====== Raw records
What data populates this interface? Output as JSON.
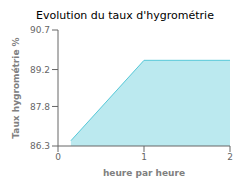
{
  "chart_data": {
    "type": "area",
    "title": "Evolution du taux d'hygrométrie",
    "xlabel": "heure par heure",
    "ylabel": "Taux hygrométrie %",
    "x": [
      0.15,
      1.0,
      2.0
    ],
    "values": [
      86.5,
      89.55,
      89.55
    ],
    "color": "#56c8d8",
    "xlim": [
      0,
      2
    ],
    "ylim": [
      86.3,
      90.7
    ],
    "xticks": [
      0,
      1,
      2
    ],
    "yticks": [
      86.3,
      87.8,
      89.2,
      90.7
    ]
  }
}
============
====== Raw records
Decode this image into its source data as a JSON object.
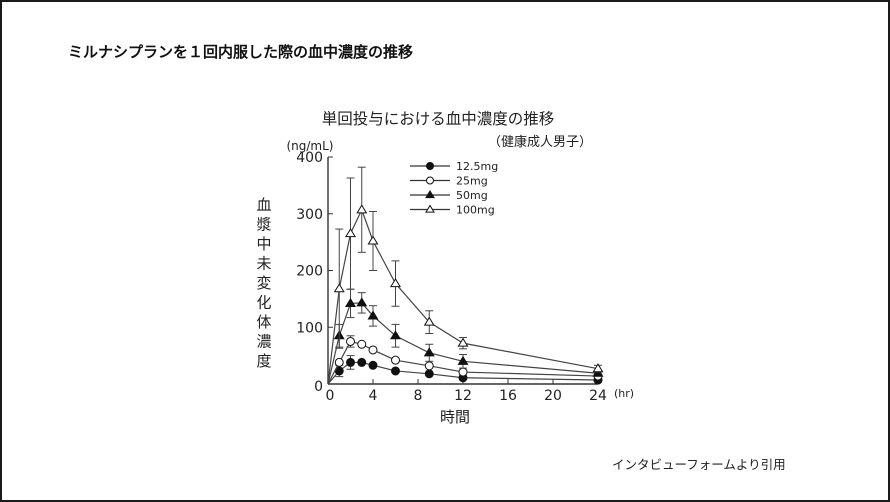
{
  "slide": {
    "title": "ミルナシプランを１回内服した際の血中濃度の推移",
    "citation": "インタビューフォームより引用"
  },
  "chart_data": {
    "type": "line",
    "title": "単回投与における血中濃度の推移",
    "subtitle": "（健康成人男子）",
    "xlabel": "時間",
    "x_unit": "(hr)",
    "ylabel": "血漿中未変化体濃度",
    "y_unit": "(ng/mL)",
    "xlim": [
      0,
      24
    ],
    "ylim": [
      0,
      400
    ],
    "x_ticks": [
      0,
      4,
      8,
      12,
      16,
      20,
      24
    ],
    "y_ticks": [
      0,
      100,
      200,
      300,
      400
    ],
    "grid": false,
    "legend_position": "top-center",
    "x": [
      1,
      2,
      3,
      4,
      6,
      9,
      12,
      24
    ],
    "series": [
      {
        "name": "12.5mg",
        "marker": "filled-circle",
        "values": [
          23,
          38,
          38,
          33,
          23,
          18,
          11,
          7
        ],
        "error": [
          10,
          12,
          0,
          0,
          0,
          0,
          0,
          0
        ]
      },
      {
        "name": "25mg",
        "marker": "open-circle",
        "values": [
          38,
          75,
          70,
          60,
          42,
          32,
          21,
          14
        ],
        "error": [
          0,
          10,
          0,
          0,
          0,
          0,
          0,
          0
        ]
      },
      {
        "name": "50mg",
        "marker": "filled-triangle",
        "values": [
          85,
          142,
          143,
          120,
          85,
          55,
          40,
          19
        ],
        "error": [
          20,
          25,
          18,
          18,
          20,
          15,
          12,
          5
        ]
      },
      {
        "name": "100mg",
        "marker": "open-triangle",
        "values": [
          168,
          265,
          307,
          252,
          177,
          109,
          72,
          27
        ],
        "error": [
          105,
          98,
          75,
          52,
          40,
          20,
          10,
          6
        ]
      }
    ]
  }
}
============
> [Your objective]
Among the lines of the data, identify those with the word "marker". Copy each of them.

> [Complete output]
        "marker": "filled-circle",
        "marker": "open-circle",
        "marker": "filled-triangle",
        "marker": "open-triangle",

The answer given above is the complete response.